__Task requirements__. Starting at the line that contains "OCR this image.", copy each line through the final one exactly as written.

__Exercise material__.
● ● ● ●
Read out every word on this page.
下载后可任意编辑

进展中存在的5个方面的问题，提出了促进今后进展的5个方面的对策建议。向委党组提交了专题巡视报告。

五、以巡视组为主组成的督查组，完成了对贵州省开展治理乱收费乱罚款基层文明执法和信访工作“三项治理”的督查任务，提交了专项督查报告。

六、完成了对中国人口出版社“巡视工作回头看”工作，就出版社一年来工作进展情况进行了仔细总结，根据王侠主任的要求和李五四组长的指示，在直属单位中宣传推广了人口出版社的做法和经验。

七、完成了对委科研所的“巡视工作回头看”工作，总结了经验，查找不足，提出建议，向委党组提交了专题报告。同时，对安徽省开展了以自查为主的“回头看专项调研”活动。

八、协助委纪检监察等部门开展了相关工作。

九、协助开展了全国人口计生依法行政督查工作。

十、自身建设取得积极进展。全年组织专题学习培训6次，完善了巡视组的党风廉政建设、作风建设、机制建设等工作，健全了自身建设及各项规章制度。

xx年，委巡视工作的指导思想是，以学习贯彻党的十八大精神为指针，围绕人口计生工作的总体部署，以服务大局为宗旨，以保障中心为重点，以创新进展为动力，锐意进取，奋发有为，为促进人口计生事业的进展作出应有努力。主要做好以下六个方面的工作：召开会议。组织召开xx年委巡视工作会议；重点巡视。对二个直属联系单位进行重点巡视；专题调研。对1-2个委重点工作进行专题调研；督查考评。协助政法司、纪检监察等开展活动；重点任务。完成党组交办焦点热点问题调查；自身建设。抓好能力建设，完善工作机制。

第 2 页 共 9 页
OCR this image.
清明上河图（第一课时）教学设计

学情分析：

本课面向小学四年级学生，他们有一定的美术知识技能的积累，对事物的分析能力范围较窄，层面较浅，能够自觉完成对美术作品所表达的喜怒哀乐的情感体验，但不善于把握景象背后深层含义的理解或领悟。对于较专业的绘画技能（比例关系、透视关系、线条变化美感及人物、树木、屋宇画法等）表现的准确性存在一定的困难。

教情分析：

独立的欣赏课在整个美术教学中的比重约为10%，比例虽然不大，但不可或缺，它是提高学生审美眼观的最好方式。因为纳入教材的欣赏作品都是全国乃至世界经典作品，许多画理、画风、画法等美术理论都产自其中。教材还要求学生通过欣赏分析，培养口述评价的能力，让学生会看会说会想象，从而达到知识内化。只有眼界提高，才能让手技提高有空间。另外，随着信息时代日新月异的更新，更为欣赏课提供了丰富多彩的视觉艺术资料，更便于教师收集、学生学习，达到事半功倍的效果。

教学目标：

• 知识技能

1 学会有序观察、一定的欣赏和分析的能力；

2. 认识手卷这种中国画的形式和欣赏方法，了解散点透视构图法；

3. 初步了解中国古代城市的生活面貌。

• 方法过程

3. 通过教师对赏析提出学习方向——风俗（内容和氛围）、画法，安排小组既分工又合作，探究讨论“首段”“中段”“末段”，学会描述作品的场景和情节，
● ● ● ●
__Answer to the exercise__.
OCR this image.
清明上河图（第一课时）教学设计

学情分析：

本课面向小学四年级学生，他们有一定的美术知识技能的积累，对事物的分析能力范围较窄，层面较浅，能够自觉完成对美术作品所表达的喜怒哀乐的情感体验，但不善于把握景象背后深层含义的理解或领悟。对于较专业的绘画技能（比例关系、透视关系、线条变化美感及人物、树木、屋宇画法等）表现的准确性存在一定的困难。

教情分析：

独立的欣赏课在整个美术教学中的比重约为10%，比例虽然不大，但不可或缺，它是提高学生审美眼观的最好方式。因为纳入教材的欣赏作品都是全国乃至世界经典作品，许多画理、画风、画法等美术理论都产自其中。教材还要求学生通过欣赏分析，培养口述评价的能力，让学生会看会说会想象，从而达到知识内化。只有眼界提高，才能让手技提高有空间。另外，随着信息时代日新月异的更新，更为欣赏课提供了丰富多彩的视觉艺术资料，更便于教师收集、学生学习，达到事半功倍的效果。

教学目标：

• 知识技能

1 学会有序观察、一定的欣赏和分析的能力；

2. 认识手卷这种中国画的形式和欣赏方法，了解散点透视构图法；

3. 初步了解中国古代城市的生活面貌。

• 方法过程

3. 通过教师对赏析提出学习方向——风俗（内容和氛围）、画法，安排小组既分工又合作，探究讨论“首段”“中段”“末段”，学会描述作品的场景和情节，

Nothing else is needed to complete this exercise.